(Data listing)
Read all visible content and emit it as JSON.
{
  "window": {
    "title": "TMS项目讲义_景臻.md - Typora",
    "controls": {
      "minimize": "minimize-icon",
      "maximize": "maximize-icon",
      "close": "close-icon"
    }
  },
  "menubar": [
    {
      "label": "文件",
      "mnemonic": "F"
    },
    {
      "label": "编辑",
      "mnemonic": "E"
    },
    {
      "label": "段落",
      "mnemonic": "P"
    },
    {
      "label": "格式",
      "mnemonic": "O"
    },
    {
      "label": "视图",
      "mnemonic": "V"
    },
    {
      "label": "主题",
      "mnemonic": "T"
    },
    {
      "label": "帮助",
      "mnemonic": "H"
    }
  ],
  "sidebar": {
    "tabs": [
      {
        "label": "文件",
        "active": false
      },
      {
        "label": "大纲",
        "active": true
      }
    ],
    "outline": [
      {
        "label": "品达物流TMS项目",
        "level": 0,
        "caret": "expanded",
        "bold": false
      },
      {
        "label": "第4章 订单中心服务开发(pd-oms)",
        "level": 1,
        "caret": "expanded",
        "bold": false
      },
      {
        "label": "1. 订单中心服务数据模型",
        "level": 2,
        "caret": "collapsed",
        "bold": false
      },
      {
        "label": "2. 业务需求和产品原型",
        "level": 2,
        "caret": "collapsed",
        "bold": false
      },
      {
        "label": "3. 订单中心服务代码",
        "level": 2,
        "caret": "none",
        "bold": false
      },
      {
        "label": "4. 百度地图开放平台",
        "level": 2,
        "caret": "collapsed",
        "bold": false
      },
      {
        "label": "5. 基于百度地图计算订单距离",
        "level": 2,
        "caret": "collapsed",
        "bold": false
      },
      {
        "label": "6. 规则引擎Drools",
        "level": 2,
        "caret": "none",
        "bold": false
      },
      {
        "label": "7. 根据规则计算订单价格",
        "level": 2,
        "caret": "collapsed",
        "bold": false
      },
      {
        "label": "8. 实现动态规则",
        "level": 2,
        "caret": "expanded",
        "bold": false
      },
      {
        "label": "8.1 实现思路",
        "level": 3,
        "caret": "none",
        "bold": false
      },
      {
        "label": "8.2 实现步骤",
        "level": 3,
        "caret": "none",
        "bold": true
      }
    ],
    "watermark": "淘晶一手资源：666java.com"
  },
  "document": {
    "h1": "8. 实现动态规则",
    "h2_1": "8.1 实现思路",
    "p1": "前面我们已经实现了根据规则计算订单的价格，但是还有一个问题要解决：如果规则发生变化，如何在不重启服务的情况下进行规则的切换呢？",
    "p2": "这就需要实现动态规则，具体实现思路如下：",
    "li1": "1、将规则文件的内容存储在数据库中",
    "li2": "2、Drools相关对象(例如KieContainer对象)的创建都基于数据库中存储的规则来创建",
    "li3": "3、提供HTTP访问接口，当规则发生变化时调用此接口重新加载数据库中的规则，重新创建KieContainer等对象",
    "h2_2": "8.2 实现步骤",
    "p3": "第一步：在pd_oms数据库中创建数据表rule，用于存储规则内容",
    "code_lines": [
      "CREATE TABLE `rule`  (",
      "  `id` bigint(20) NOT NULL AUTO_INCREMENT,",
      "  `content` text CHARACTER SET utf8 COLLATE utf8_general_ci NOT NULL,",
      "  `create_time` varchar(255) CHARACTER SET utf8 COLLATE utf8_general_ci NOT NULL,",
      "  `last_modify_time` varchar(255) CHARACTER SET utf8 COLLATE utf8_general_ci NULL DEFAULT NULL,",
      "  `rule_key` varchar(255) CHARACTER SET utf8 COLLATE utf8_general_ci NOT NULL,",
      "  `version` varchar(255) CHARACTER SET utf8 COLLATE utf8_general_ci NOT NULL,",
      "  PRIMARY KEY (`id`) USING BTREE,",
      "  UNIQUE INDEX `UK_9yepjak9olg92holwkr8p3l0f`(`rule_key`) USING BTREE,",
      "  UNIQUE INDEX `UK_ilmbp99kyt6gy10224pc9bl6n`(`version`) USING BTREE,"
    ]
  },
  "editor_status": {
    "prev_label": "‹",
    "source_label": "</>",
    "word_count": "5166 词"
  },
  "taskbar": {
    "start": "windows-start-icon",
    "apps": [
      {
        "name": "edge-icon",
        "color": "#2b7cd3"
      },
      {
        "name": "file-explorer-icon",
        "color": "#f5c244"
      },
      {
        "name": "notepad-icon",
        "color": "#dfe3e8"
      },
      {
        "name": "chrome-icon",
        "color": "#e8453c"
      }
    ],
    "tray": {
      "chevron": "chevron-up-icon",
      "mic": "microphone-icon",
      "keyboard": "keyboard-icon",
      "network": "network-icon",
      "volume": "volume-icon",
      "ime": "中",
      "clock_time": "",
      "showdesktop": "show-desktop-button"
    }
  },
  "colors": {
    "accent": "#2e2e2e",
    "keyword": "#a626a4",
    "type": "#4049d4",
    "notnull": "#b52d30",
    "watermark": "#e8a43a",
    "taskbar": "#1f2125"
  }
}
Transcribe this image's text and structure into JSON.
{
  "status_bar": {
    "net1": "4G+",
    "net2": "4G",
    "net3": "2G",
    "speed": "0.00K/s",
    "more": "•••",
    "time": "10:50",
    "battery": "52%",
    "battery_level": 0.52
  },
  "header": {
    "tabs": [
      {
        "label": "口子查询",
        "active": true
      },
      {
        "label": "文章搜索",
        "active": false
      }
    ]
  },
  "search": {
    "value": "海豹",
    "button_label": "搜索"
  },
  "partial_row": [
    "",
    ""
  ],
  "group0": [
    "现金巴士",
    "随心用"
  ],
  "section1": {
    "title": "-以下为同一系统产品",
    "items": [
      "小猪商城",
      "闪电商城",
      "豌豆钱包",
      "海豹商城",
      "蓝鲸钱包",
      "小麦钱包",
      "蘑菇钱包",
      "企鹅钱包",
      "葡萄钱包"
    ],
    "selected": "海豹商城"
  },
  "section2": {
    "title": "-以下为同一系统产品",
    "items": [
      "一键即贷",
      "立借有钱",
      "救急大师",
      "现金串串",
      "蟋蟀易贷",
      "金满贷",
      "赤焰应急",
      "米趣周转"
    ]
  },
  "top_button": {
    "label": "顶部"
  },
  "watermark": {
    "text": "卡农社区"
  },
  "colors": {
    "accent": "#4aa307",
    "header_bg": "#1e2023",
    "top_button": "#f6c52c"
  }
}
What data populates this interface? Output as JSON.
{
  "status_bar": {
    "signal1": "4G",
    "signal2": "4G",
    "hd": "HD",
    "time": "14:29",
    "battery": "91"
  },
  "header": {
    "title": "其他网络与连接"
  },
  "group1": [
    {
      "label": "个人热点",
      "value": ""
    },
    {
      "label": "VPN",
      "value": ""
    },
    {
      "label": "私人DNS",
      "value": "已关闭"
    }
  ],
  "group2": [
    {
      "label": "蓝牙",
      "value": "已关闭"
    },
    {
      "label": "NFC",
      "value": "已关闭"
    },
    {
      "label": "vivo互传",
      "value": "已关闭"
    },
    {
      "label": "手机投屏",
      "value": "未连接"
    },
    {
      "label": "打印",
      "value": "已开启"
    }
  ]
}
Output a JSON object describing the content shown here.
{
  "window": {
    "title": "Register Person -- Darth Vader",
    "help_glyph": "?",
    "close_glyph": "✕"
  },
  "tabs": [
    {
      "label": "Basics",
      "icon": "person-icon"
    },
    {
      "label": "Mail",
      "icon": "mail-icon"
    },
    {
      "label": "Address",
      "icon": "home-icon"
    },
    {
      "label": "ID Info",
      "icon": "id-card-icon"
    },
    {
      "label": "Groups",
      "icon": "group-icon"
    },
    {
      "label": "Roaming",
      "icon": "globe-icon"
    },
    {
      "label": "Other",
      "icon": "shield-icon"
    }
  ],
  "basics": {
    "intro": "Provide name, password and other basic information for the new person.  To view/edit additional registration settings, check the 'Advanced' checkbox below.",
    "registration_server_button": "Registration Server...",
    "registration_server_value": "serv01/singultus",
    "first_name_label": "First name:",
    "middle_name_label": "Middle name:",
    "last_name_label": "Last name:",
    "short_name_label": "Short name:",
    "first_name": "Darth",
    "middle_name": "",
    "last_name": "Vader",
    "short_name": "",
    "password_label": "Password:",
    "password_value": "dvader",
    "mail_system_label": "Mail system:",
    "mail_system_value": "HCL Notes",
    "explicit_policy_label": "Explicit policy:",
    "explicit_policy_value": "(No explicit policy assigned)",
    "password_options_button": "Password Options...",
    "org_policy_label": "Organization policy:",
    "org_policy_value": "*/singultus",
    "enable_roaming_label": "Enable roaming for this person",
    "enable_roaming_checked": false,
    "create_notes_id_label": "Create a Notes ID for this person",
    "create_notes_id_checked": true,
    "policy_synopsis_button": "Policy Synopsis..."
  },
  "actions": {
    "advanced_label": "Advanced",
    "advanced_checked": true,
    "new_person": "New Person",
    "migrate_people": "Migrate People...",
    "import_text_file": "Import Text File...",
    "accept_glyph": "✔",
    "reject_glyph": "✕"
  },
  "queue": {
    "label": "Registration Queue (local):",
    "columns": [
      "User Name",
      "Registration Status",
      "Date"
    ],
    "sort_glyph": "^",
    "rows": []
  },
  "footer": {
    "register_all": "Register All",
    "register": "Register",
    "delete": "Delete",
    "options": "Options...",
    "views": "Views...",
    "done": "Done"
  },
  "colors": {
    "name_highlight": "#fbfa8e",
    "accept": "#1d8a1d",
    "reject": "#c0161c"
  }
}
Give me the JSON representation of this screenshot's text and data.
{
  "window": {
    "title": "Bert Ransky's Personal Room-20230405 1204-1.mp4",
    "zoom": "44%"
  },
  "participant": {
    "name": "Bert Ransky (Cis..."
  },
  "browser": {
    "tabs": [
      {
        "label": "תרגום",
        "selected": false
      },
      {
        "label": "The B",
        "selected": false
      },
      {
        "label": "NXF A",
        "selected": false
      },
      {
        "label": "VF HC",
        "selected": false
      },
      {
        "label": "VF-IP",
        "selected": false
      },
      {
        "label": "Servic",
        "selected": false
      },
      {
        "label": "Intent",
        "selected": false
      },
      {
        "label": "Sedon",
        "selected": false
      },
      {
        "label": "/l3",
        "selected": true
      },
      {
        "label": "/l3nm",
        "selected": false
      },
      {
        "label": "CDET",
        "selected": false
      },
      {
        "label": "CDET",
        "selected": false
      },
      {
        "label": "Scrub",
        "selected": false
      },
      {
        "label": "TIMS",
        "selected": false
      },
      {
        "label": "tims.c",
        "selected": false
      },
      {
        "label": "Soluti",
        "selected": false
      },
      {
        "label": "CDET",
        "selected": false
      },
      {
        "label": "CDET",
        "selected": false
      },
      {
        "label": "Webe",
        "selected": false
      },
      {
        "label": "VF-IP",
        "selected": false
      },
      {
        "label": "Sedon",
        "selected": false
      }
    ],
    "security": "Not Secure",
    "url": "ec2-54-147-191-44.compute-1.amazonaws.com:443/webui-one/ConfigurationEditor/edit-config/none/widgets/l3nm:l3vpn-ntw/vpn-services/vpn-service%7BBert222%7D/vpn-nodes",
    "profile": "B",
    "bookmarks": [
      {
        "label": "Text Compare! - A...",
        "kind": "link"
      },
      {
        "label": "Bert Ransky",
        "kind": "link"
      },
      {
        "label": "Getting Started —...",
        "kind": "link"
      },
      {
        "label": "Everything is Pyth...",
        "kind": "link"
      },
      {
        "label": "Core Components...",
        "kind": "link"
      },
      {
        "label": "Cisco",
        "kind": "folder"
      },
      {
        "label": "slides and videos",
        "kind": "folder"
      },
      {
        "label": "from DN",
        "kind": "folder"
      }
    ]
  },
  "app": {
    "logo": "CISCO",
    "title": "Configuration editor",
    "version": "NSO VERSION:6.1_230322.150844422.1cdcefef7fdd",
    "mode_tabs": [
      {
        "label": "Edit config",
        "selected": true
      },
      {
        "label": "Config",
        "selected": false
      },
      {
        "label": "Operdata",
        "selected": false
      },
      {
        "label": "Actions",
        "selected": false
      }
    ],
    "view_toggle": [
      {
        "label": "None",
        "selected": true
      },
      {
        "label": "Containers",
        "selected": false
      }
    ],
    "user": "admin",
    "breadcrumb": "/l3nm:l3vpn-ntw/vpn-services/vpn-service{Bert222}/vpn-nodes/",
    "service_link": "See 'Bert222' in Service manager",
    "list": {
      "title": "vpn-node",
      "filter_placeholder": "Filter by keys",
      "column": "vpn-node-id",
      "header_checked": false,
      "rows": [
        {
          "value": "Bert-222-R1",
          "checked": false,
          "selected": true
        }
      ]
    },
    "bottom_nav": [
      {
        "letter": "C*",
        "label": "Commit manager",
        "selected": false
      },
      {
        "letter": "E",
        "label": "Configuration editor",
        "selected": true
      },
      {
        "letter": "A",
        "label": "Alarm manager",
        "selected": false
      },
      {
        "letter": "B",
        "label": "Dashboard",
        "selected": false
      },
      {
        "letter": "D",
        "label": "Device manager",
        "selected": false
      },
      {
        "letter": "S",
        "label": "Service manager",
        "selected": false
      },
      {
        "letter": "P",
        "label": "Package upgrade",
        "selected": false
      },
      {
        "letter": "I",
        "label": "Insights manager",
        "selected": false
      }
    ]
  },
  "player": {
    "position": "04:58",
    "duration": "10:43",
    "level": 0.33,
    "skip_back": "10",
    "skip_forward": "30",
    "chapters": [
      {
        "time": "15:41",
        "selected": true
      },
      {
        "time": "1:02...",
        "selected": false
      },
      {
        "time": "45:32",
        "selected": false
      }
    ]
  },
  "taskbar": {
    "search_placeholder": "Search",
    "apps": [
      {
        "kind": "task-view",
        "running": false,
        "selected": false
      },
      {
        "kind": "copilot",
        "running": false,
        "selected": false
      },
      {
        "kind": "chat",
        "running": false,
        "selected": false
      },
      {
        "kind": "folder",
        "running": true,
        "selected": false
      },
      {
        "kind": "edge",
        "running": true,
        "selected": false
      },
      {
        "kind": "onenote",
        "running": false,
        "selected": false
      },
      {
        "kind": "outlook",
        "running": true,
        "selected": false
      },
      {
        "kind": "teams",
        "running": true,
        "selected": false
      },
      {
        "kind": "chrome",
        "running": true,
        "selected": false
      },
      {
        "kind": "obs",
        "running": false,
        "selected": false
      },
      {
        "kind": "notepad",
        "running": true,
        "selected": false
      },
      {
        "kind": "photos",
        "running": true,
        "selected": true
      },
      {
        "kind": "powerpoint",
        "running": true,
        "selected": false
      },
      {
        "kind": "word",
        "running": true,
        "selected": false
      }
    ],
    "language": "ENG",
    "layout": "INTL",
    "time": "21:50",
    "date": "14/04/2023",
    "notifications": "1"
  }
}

■ Directions ■
Find the word "BTREE" in the material, then list each line that holds it.

■ Response for this exercise ■
      "  PRIMARY KEY (`id`) USING BTREE,",
      "  UNIQUE INDEX `UK_9yepjak9olg92holwkr8p3l0f`(`rule_key`) USING BTREE,",
      "  UNIQUE INDEX `UK_ilmbp99kyt6gy10224pc9bl6n`(`version`) USING BTREE,"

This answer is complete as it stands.